TASK DETAILS: Look over the lines below. Report each one that includes the string "rest".

----

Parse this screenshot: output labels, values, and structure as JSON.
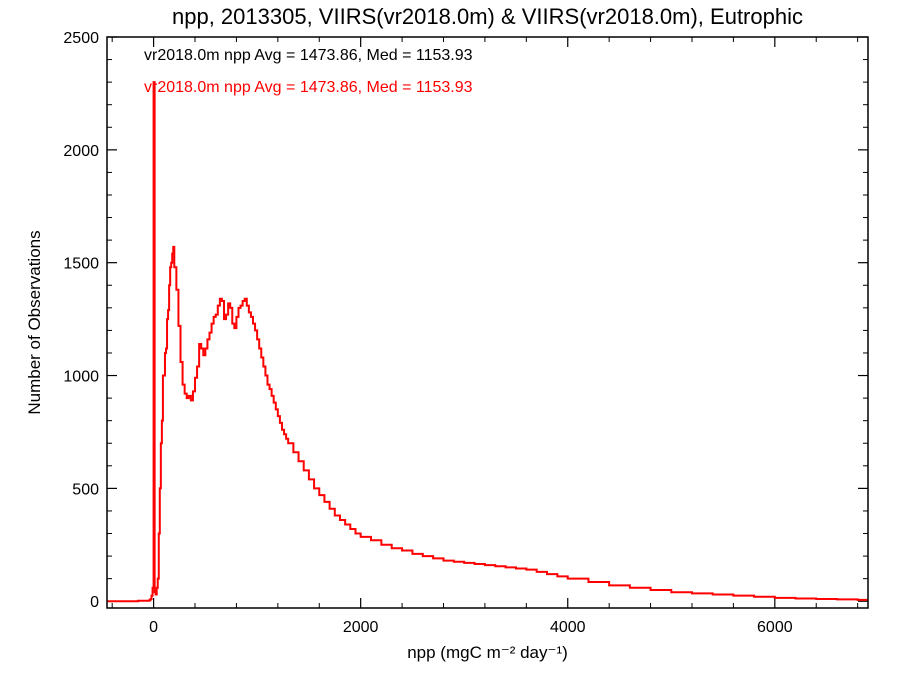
{
  "chart_data": {
    "type": "line",
    "title": "npp, 2013305, VIIRS(vr2018.0m) & VIIRS(vr2018.0m), Eutrophic",
    "xlabel": "npp (mgC m⁻² day⁻¹)",
    "ylabel": "Number of Observations",
    "xlim": [
      -450,
      6900
    ],
    "ylim": [
      -30,
      2500
    ],
    "x_ticks": [
      0,
      2000,
      4000,
      6000
    ],
    "y_ticks": [
      0,
      500,
      1000,
      1500,
      2000,
      2500
    ],
    "grid": false,
    "annotations": [
      {
        "text": "vr2018.0m npp Avg = 1473.86, Med = 1153.93",
        "color": "#000000"
      },
      {
        "text": "vr2018.0m npp Avg = 1473.86, Med = 1153.93",
        "color": "#ff0000"
      }
    ],
    "series": [
      {
        "color": "#ff0000",
        "step": "histogram",
        "x": [
          -450,
          -150,
          -40,
          -30,
          -20,
          -10,
          0,
          10,
          20,
          30,
          40,
          50,
          60,
          70,
          80,
          90,
          100,
          110,
          120,
          130,
          140,
          150,
          160,
          170,
          180,
          190,
          200,
          220,
          240,
          260,
          280,
          300,
          320,
          340,
          360,
          380,
          400,
          420,
          440,
          460,
          480,
          500,
          520,
          540,
          560,
          580,
          600,
          620,
          640,
          660,
          680,
          700,
          720,
          740,
          760,
          780,
          800,
          820,
          840,
          860,
          880,
          900,
          920,
          940,
          960,
          980,
          1000,
          1020,
          1040,
          1060,
          1080,
          1100,
          1120,
          1140,
          1160,
          1180,
          1200,
          1220,
          1240,
          1260,
          1280,
          1300,
          1350,
          1400,
          1450,
          1500,
          1550,
          1600,
          1650,
          1700,
          1750,
          1800,
          1850,
          1900,
          1950,
          2000,
          2100,
          2200,
          2300,
          2400,
          2500,
          2600,
          2700,
          2800,
          2900,
          3000,
          3100,
          3200,
          3300,
          3400,
          3500,
          3600,
          3700,
          3800,
          3900,
          4000,
          4200,
          4400,
          4600,
          4800,
          5000,
          5200,
          5400,
          5600,
          5800,
          6000,
          6200,
          6400,
          6600,
          6800
        ],
        "values": [
          0,
          2,
          5,
          10,
          25,
          60,
          2300,
          40,
          30,
          60,
          100,
          300,
          500,
          700,
          800,
          1000,
          1000,
          1100,
          1120,
          1250,
          1290,
          1400,
          1480,
          1500,
          1540,
          1570,
          1480,
          1380,
          1220,
          1060,
          960,
          920,
          900,
          910,
          890,
          930,
          990,
          1040,
          1140,
          1120,
          1090,
          1120,
          1160,
          1190,
          1230,
          1260,
          1270,
          1310,
          1340,
          1330,
          1250,
          1270,
          1320,
          1300,
          1230,
          1210,
          1260,
          1300,
          1310,
          1330,
          1340,
          1310,
          1280,
          1260,
          1230,
          1200,
          1160,
          1120,
          1080,
          1040,
          1000,
          960,
          940,
          910,
          880,
          850,
          820,
          790,
          760,
          740,
          720,
          700,
          660,
          620,
          580,
          540,
          500,
          470,
          440,
          410,
          380,
          360,
          340,
          320,
          300,
          285,
          270,
          250,
          235,
          225,
          210,
          200,
          190,
          180,
          175,
          170,
          165,
          160,
          155,
          150,
          145,
          140,
          130,
          120,
          110,
          100,
          85,
          70,
          60,
          50,
          40,
          35,
          30,
          25,
          20,
          15,
          12,
          10,
          8,
          6
        ]
      }
    ]
  }
}
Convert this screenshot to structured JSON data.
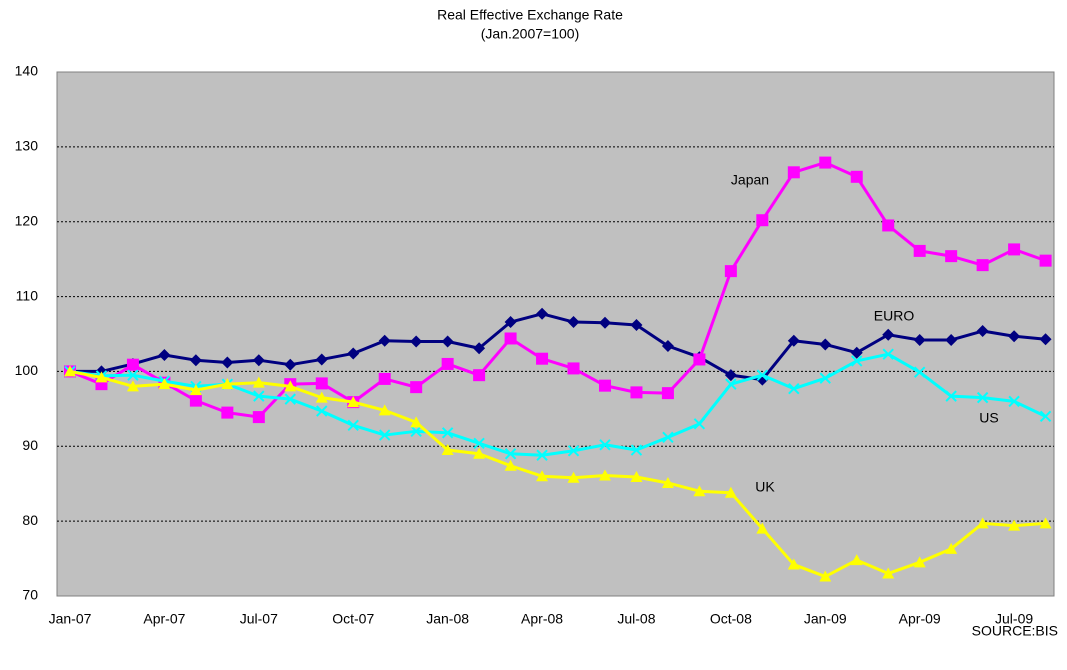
{
  "chart_data": {
    "type": "line",
    "title": "Real Effective Exchange Rate",
    "subtitle": "(Jan.2007=100)",
    "source": "SOURCE:BIS",
    "categories": [
      "Jan-07",
      null,
      null,
      "Apr-07",
      null,
      null,
      "Jul-07",
      null,
      null,
      "Oct-07",
      null,
      null,
      "Jan-08",
      null,
      null,
      "Apr-08",
      null,
      null,
      "Jul-08",
      null,
      null,
      "Oct-08",
      null,
      null,
      "Jan-09",
      null,
      null,
      "Apr-09",
      null,
      null,
      "Jul-09",
      null
    ],
    "ylim": [
      70,
      140
    ],
    "yticks": [
      70,
      80,
      90,
      100,
      110,
      120,
      130,
      140
    ],
    "grid": true,
    "series": [
      {
        "name": "EURO",
        "color": "#000080",
        "marker": "diamond",
        "values": [
          100,
          100,
          101,
          102.2,
          101.5,
          101.2,
          101.5,
          100.9,
          101.6,
          102.4,
          104.1,
          104,
          104,
          103.1,
          106.6,
          107.7,
          106.6,
          106.5,
          106.2,
          103.4,
          101.9,
          99.5,
          98.9,
          104.1,
          103.6,
          102.5,
          104.9,
          104.2,
          104.2,
          105.4,
          104.7,
          104.3
        ]
      },
      {
        "name": "Japan",
        "color": "#ff00ff",
        "marker": "square",
        "values": [
          100,
          98.3,
          100.9,
          98.5,
          96.1,
          94.5,
          93.9,
          98.3,
          98.4,
          95.9,
          99,
          97.9,
          101,
          99.5,
          104.4,
          101.7,
          100.4,
          98.1,
          97.2,
          97.1,
          101.6,
          113.4,
          120.2,
          126.6,
          127.9,
          126,
          119.5,
          116.1,
          115.4,
          114.2,
          116.3,
          114.8
        ]
      },
      {
        "name": "US",
        "color": "#00ffff",
        "marker": "x",
        "values": [
          100,
          99.4,
          99.5,
          98.7,
          98,
          98.3,
          96.7,
          96.3,
          94.7,
          92.8,
          91.5,
          92,
          91.8,
          90.4,
          89,
          88.8,
          89.4,
          90.2,
          89.5,
          91.2,
          93,
          98.3,
          99.5,
          97.7,
          99.1,
          101.4,
          102.3,
          99.9,
          96.7,
          96.5,
          96,
          94
        ]
      },
      {
        "name": "UK",
        "color": "#ffff00",
        "marker": "triangle",
        "values": [
          100,
          99.2,
          98,
          98.3,
          97.5,
          98.3,
          98.5,
          98,
          96.5,
          95.9,
          94.8,
          93.2,
          89.5,
          89,
          87.4,
          86,
          85.8,
          86.1,
          85.9,
          85.1,
          84,
          83.8,
          79,
          74.2,
          72.6,
          74.8,
          73,
          74.5,
          76.3,
          79.7,
          79.4,
          79.7
        ]
      }
    ]
  }
}
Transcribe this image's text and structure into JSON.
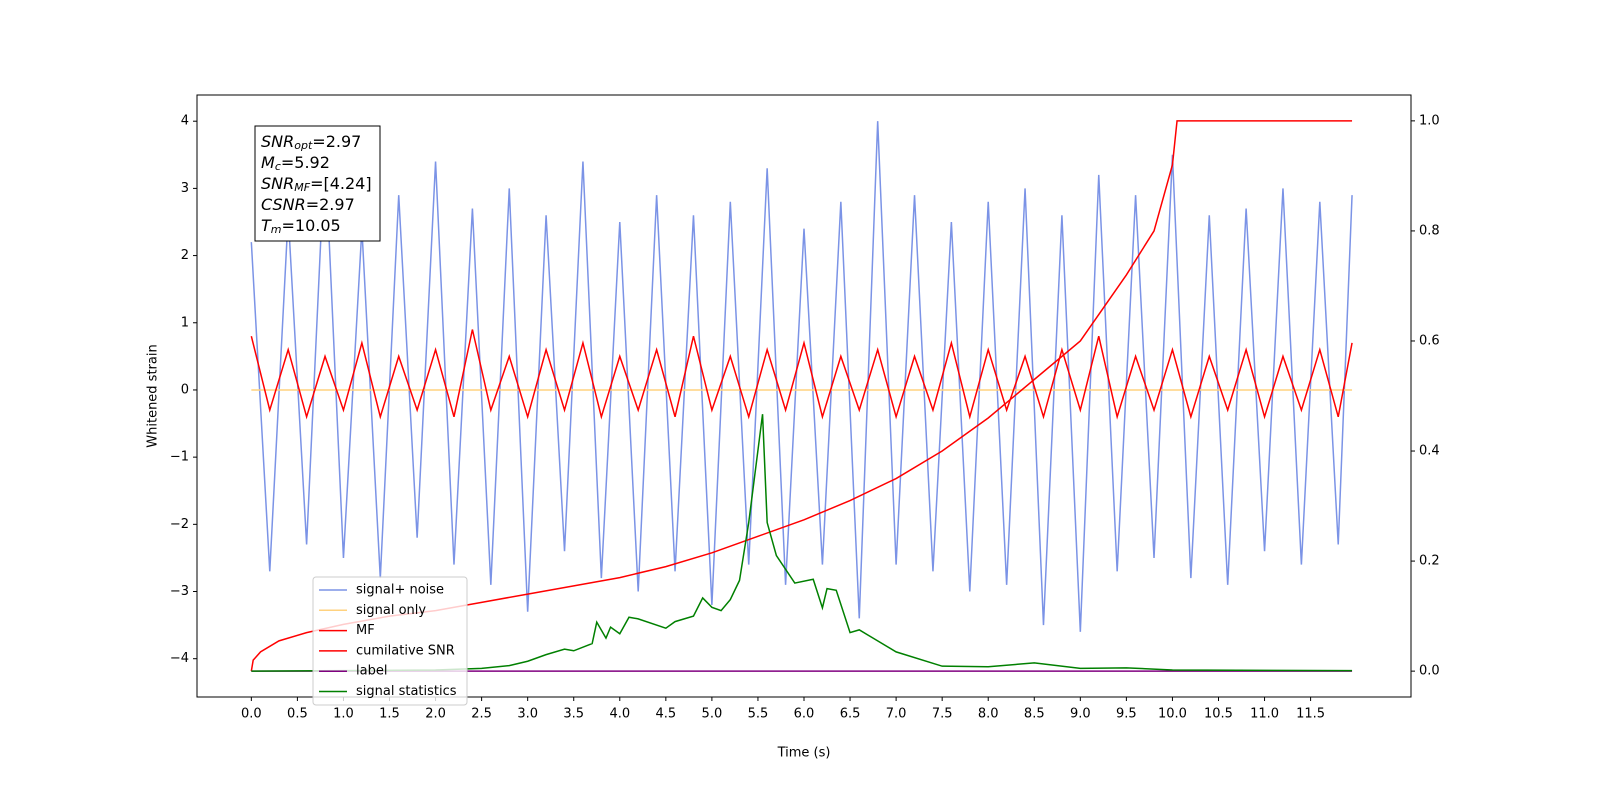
{
  "chart_data": {
    "type": "line",
    "xlabel": "Time (s)",
    "ylabel": "Whitened strain",
    "xlim": [
      -0.59,
      12.59
    ],
    "ylim": [
      -4.57,
      4.39
    ],
    "y2lim": [
      -0.047,
      1.047
    ],
    "xticks": [
      {
        "value": 0,
        "label": "0.0"
      },
      0.5,
      {
        "value": 1,
        "label": "1.0"
      },
      1.5,
      {
        "value": 2,
        "label": "2.0"
      },
      2.5,
      {
        "value": 3,
        "label": "3.0"
      },
      3.5,
      {
        "value": 4,
        "label": "4.0"
      },
      4.5,
      {
        "value": 5,
        "label": "5.0"
      },
      5.5,
      {
        "value": 6,
        "label": "6.0"
      },
      6.5,
      {
        "value": 7,
        "label": "7.0"
      },
      7.5,
      {
        "value": 8,
        "label": "8.0"
      },
      8.5,
      {
        "value": 9,
        "label": "9.0"
      },
      9.5,
      {
        "value": 10,
        "label": "10.0"
      },
      10.5,
      {
        "value": 11,
        "label": "11.0"
      },
      11.5
    ],
    "yticks": [
      {
        "value": -4,
        "label": "−4"
      },
      {
        "value": -3,
        "label": "−3"
      },
      {
        "value": -2,
        "label": "−2"
      },
      {
        "value": -1,
        "label": "−1"
      },
      0,
      1,
      2,
      3,
      4
    ],
    "y2ticks": [
      {
        "value": 0,
        "label": "0.0"
      },
      0.2,
      0.4,
      0.6,
      0.8,
      {
        "value": 1,
        "label": "1.0"
      }
    ],
    "grid": false,
    "legend_loc": "lower left",
    "annotation": [
      {
        "text": "SNR",
        "sub": "opt",
        "rest": "=2.97"
      },
      {
        "text": "M",
        "sub": "c",
        "rest": "=5.92"
      },
      {
        "text": "SNR",
        "sub": "MF",
        "rest": "=[4.24]"
      },
      {
        "text": "CSNR",
        "rest": "=2.97"
      },
      {
        "text": "T",
        "sub": "m",
        "rest": "=10.05"
      }
    ],
    "series": [
      {
        "name": "signal+ noise",
        "color": "#7b93e6",
        "x": [
          0,
          0.2,
          0.4,
          0.6,
          0.8,
          1,
          1.2,
          1.4,
          1.6,
          1.8,
          2,
          2.2,
          2.4,
          2.6,
          2.8,
          3,
          3.2,
          3.4,
          3.6,
          3.8,
          4,
          4.2,
          4.4,
          4.6,
          4.8,
          5,
          5.2,
          5.4,
          5.6,
          5.8,
          6,
          6.2,
          6.4,
          6.6,
          6.8,
          7,
          7.2,
          7.4,
          7.6,
          7.8,
          8,
          8.2,
          8.4,
          8.6,
          8.8,
          9,
          9.2,
          9.4,
          9.6,
          9.8,
          10,
          10.2,
          10.4,
          10.6,
          10.8,
          11,
          11.2,
          11.4,
          11.6,
          11.8,
          11.95
        ],
        "values": [
          2.2,
          -2.7,
          2.6,
          -2.3,
          3.6,
          -2.5,
          2.4,
          -2.8,
          2.9,
          -2.2,
          3.4,
          -2.6,
          2.7,
          -2.9,
          3.0,
          -3.3,
          2.6,
          -2.4,
          3.4,
          -2.8,
          2.5,
          -3.0,
          2.9,
          -2.7,
          2.6,
          -3.2,
          2.8,
          -2.6,
          3.3,
          -2.9,
          2.4,
          -2.6,
          2.8,
          -3.4,
          4.0,
          -2.6,
          2.9,
          -2.7,
          2.5,
          -3.0,
          2.8,
          -2.9,
          3.0,
          -3.5,
          2.6,
          -3.6,
          3.2,
          -2.7,
          2.9,
          -2.5,
          3.5,
          -2.8,
          2.6,
          -2.9,
          2.7,
          -2.4,
          3.0,
          -2.6,
          2.8,
          -2.3,
          2.9
        ]
      },
      {
        "name": "signal only",
        "color": "#ffd27f",
        "x": [
          0,
          11.95
        ],
        "values": [
          0,
          0
        ]
      },
      {
        "name": "MF",
        "color": "#ff0000",
        "x": [
          0,
          0.2,
          0.4,
          0.6,
          0.8,
          1,
          1.2,
          1.4,
          1.6,
          1.8,
          2,
          2.2,
          2.4,
          2.6,
          2.8,
          3,
          3.2,
          3.4,
          3.6,
          3.8,
          4,
          4.2,
          4.4,
          4.6,
          4.8,
          5,
          5.2,
          5.4,
          5.6,
          5.8,
          6,
          6.2,
          6.4,
          6.6,
          6.8,
          7,
          7.2,
          7.4,
          7.6,
          7.8,
          8,
          8.2,
          8.4,
          8.6,
          8.8,
          9,
          9.2,
          9.4,
          9.6,
          9.8,
          10,
          10.2,
          10.4,
          10.6,
          10.8,
          11,
          11.2,
          11.4,
          11.6,
          11.8,
          11.95
        ],
        "values": [
          0.8,
          -0.3,
          0.6,
          -0.4,
          0.5,
          -0.3,
          0.7,
          -0.4,
          0.5,
          -0.3,
          0.6,
          -0.4,
          0.9,
          -0.3,
          0.5,
          -0.4,
          0.6,
          -0.3,
          0.7,
          -0.4,
          0.5,
          -0.3,
          0.6,
          -0.4,
          0.8,
          -0.3,
          0.5,
          -0.4,
          0.6,
          -0.3,
          0.7,
          -0.4,
          0.5,
          -0.3,
          0.6,
          -0.4,
          0.5,
          -0.3,
          0.7,
          -0.4,
          0.6,
          -0.3,
          0.5,
          -0.4,
          0.6,
          -0.3,
          0.8,
          -0.4,
          0.5,
          -0.3,
          0.6,
          -0.4,
          0.5,
          -0.3,
          0.6,
          -0.4,
          0.5,
          -0.3,
          0.6,
          -0.4,
          0.7
        ]
      },
      {
        "name": "cumilative SNR",
        "color": "#ff0000",
        "axis": "y2",
        "x": [
          0,
          0.02,
          0.1,
          0.3,
          0.6,
          1,
          1.5,
          2,
          2.5,
          3,
          3.5,
          4,
          4.5,
          5,
          5.5,
          6,
          6.5,
          7,
          7.5,
          8,
          8.5,
          9,
          9.5,
          9.8,
          10,
          10.05,
          11.95
        ],
        "values": [
          0,
          0.02,
          0.035,
          0.055,
          0.07,
          0.085,
          0.1,
          0.11,
          0.125,
          0.14,
          0.155,
          0.17,
          0.19,
          0.215,
          0.245,
          0.275,
          0.31,
          0.35,
          0.4,
          0.46,
          0.53,
          0.6,
          0.72,
          0.8,
          0.92,
          1,
          1
        ]
      },
      {
        "name": "label",
        "color": "#800080",
        "axis": "y2",
        "x": [
          0,
          11.95
        ],
        "values": [
          0,
          0
        ]
      },
      {
        "name": "signal statistics",
        "color": "#008000",
        "axis": "y2",
        "x": [
          0,
          1,
          2,
          2.5,
          2.8,
          3,
          3.2,
          3.4,
          3.5,
          3.7,
          3.75,
          3.85,
          3.9,
          4,
          4.1,
          4.2,
          4.5,
          4.6,
          4.8,
          4.9,
          5,
          5.1,
          5.2,
          5.3,
          5.4,
          5.55,
          5.6,
          5.7,
          5.9,
          6.1,
          6.2,
          6.25,
          6.35,
          6.5,
          6.6,
          6.7,
          6.8,
          7,
          7.5,
          8,
          8.5,
          9,
          9.5,
          10,
          11.95
        ],
        "values": [
          0,
          0.001,
          0.002,
          0.005,
          0.01,
          0.018,
          0.03,
          0.04,
          0.037,
          0.05,
          0.089,
          0.06,
          0.08,
          0.068,
          0.098,
          0.095,
          0.078,
          0.09,
          0.1,
          0.133,
          0.116,
          0.11,
          0.13,
          0.165,
          0.27,
          0.467,
          0.27,
          0.21,
          0.16,
          0.167,
          0.115,
          0.15,
          0.147,
          0.07,
          0.075,
          0.065,
          0.055,
          0.035,
          0.009,
          0.008,
          0.015,
          0.005,
          0.006,
          0.002,
          0.001
        ]
      }
    ]
  }
}
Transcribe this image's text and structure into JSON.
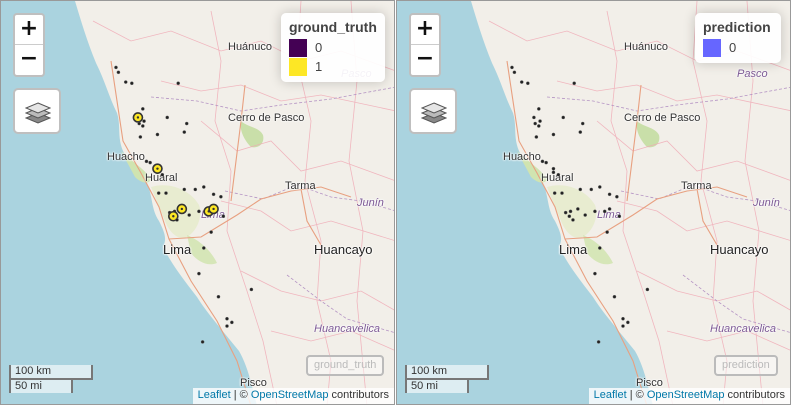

----

SOLUTION TO THIS EXERCISE:
        "rest": "=2.97"
        "rest": "=5.92"
        "rest": "=[4.24]"
        "rest": "=2.97"
        "rest": "=10.05"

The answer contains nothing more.